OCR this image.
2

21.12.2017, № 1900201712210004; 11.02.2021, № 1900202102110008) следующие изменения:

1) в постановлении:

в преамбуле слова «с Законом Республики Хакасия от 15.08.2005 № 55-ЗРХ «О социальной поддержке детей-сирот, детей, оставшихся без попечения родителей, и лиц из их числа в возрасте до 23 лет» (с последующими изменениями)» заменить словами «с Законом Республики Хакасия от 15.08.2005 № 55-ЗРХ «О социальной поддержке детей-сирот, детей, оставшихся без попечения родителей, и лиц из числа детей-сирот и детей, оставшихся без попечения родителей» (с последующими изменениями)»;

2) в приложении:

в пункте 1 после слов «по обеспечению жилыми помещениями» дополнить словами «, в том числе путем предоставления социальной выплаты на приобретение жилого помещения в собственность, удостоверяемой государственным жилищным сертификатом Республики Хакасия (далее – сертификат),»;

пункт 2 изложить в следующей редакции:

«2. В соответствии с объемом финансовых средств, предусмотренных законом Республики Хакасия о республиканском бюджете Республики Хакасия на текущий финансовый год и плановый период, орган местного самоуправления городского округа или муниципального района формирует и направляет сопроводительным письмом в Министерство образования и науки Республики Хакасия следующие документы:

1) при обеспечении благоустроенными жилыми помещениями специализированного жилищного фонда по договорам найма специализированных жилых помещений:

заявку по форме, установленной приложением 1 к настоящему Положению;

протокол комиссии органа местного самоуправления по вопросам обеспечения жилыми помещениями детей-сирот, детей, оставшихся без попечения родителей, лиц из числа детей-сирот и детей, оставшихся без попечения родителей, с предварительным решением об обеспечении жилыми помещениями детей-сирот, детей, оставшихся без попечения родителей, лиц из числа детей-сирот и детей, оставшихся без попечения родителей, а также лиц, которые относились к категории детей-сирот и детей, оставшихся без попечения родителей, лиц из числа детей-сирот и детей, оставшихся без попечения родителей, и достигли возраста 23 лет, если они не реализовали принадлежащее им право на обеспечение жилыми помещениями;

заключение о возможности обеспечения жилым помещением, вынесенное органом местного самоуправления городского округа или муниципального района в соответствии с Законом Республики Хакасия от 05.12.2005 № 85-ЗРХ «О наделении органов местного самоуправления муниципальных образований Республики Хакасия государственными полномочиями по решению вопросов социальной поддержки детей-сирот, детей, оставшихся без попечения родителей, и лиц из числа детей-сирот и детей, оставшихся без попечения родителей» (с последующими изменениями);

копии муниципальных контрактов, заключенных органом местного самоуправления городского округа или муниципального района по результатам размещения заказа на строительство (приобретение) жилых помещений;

※ ※ ※

INSTRUCTIONS FOR THE TASK
Retype the data exactly as given.

THE ANSWER
OCR this image.
2

21.12.2017, № 1900201712210004; 11.02.2021, № 1900202102110008) следующие изменения:

1) в постановлении:

в преамбуле слова «с Законом Республики Хакасия от 15.08.2005 № 55-ЗРХ «О социальной поддержке детей-сирот, детей, оставшихся без попечения родителей, и лиц из их числа в возрасте до 23 лет» (с последующими изменениями)» заменить словами «с Законом Республики Хакасия от 15.08.2005 № 55-ЗРХ «О социальной поддержке детей-сирот, детей, оставшихся без попечения родителей, и лиц из числа детей-сирот и детей, оставшихся без попечения родителей» (с последующими изменениями)»;

2) в приложении:

в пункте 1 после слов «по обеспечению жилыми помещениями» дополнить словами «, в том числе путем предоставления социальной выплаты на приобретение жилого помещения в собственность, удостоверяемой государственным жилищным сертификатом Республики Хакасия (далее – сертификат),»;

пункт 2 изложить в следующей редакции:

«2. В соответствии с объемом финансовых средств, предусмотренных законом Республики Хакасия о республиканском бюджете Республики Хакасия на текущий финансовый год и плановый период, орган местного самоуправления городского округа или муниципального района формирует и направляет сопроводительным письмом в Министерство образования и науки Республики Хакасия следующие документы:

1) при обеспечении благоустроенными жилыми помещениями специализированного жилищного фонда по договорам найма специализированных жилых помещений:

заявку по форме, установленной приложением 1 к настоящему Положению;

протокол комиссии органа местного самоуправления по вопросам обеспечения жилыми помещениями детей-сирот, детей, оставшихся без попечения родителей, лиц из числа детей-сирот и детей, оставшихся без попечения родителей, с предварительным решением об обеспечении жилыми помещениями детей-сирот, детей, оставшихся без попечения родителей, лиц из числа детей-сирот и детей, оставшихся без попечения родителей, а также лиц, которые относились к категории детей-сирот и детей, оставшихся без попечения родителей, лиц из числа детей-сирот и детей, оставшихся без попечения родителей, и достигли возраста 23 лет, если они не реализовали принадлежащее им право на обеспечение жилыми помещениями;

заключение о возможности обеспечения жилым помещением, вынесенное органом местного самоуправления городского округа или муниципального района в соответствии с Законом Республики Хакасия от 05.12.2005 № 85-ЗРХ «О наделении органов местного самоуправления муниципальных образований Республики Хакасия государственными полномочиями по решению вопросов социальной поддержки детей-сирот, детей, оставшихся без попечения родителей, и лиц из числа детей-сирот и детей, оставшихся без попечения родителей» (с последующими изменениями);

копии муниципальных контрактов, заключенных органом местного самоуправления городского округа или муниципального района по результатам размещения заказа на строительство (приобретение) жилых помещений;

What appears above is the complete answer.